#### Set task:
Retype the material below. Keep every word exactly as it is.

#### Records for this task:
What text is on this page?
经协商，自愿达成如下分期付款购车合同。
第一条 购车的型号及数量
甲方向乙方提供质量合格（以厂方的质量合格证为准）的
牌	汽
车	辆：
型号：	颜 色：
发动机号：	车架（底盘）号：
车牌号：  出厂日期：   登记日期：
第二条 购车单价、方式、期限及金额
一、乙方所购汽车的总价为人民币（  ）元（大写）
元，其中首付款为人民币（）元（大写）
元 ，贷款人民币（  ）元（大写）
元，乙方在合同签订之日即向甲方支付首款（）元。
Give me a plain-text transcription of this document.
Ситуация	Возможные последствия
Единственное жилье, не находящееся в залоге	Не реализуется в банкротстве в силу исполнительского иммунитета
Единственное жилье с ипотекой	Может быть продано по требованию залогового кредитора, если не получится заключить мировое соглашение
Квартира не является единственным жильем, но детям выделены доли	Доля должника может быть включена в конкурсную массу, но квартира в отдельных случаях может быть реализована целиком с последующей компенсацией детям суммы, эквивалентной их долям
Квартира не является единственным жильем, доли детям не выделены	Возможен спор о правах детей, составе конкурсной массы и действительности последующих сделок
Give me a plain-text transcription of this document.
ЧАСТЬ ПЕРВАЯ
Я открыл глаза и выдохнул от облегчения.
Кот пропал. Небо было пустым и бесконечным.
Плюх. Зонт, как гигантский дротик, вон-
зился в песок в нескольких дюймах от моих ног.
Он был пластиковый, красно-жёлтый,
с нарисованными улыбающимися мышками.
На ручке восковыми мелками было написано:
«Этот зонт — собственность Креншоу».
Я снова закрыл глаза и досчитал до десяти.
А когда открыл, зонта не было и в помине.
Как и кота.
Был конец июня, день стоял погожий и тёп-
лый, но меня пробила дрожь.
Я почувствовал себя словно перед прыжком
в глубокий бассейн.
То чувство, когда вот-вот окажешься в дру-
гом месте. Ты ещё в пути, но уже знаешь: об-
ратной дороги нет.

#### Completed exercise:
What text is on this page?
经协商，自愿达成如下分期付款购车合同。
第一条 购车的型号及数量
甲方向乙方提供质量合格（以厂方的质量合格证为准）的
牌	汽
车	辆：
型号：	颜 色：
发动机号：	车架（底盘）号：
车牌号：  出厂日期：   登记日期：
第二条 购车单价、方式、期限及金额
一、乙方所购汽车的总价为人民币（  ）元（大写）
元，其中首付款为人民币（）元（大写）
元 ，贷款人民币（  ）元（大写）
元，乙方在合同签订之日即向甲方支付首款（）元。
Give me a plain-text transcription of this document.
Ситуация	Возможные последствия
Единственное жилье, не находящееся в залоге	Не реализуется в банкротстве в силу исполнительского иммунитета
Единственное жилье с ипотекой	Может быть продано по требованию залогового кредитора, если не получится заключить мировое соглашение
Квартира не является единственным жильем, но детям выделены доли	Доля должника может быть включена в конкурсную массу, но квартира в отдельных случаях может быть реализована целиком с последующей компенсацией детям суммы, эквивалентной их долям
Квартира не является единственным жильем, доли детям не выделены	Возможен спор о правах детей, составе конкурсной массы и действительности последующих сделок
Give me a plain-text transcription of this document.
ЧАСТЬ ПЕРВАЯ
Я открыл глаза и выдохнул от облегчения.
Кот пропал. Небо было пустым и бесконечным.
Плюх. Зонт, как гигантский дротик, вон-
зился в песок в нескольких дюймах от моих ног.
Он был пластиковый, красно-жёлтый,
с нарисованными улыбающимися мышками.
На ручке восковыми мелками было написано:
«Этот зонт — собственность Креншоу».
Я снова закрыл глаза и досчитал до десяти.
А когда открыл, зонта не было и в помине.
Как и кота.
Был конец июня, день стоял погожий и тёп-
лый, но меня пробила дрожь.
Я почувствовал себя словно перед прыжком
в глубокий бассейн.
То чувство, когда вот-вот окажешься в дру-
гом месте. Ты ещё в пути, но уже знаешь: об-
ратной дороги нет.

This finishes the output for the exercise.